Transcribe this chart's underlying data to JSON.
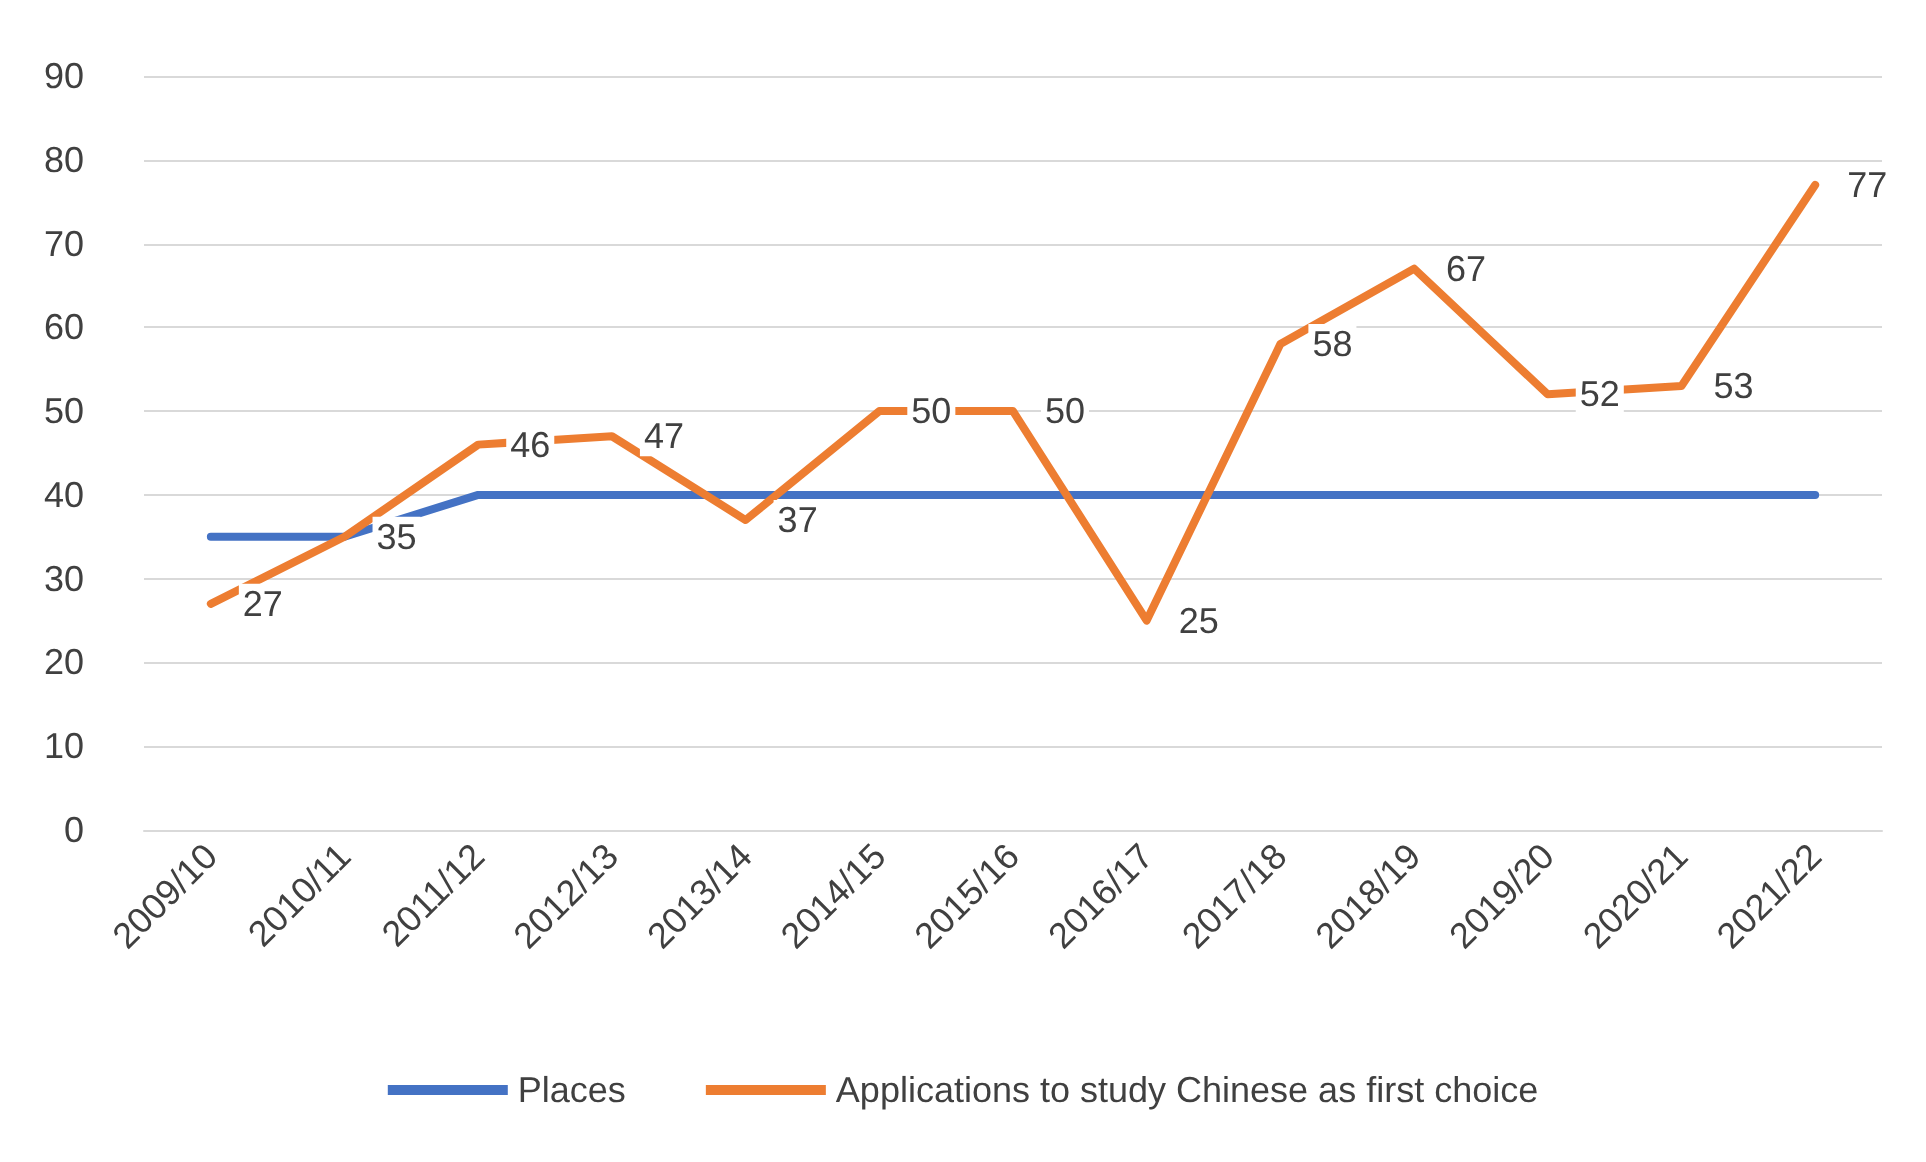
{
  "chart_data": {
    "type": "line",
    "categories": [
      "2009/10",
      "2010/11",
      "2011/12",
      "2012/13",
      "2013/14",
      "2014/15",
      "2015/16",
      "2016/17",
      "2017/18",
      "2018/19",
      "2019/20",
      "2020/21",
      "2021/22"
    ],
    "series": [
      {
        "name": "Places",
        "color": "#4472c4",
        "values": [
          35,
          35,
          40,
          40,
          40,
          40,
          40,
          40,
          40,
          40,
          40,
          40,
          40
        ]
      },
      {
        "name": "Applications to study Chinese as first choice",
        "color": "#ed7d31",
        "values": [
          27,
          35,
          46,
          47,
          37,
          50,
          50,
          25,
          58,
          67,
          52,
          53,
          77
        ],
        "value_labels": [
          "27",
          "35",
          "46",
          "47",
          "37",
          "50",
          "50",
          "25",
          "58",
          "67",
          "52",
          "53",
          "77"
        ]
      }
    ],
    "ylim": [
      0,
      90
    ],
    "yticks": [
      0,
      10,
      20,
      30,
      40,
      50,
      60,
      70,
      80,
      90
    ],
    "grid": "y",
    "legend": "bottom",
    "marker": "none",
    "line_style": "solid"
  }
}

* [Stated task] Select the lines in this material that hold the word "name", leaving none out.

* [Answer to this task]
        "name": "Places",
        "name": "Applications to study Chinese as first choice",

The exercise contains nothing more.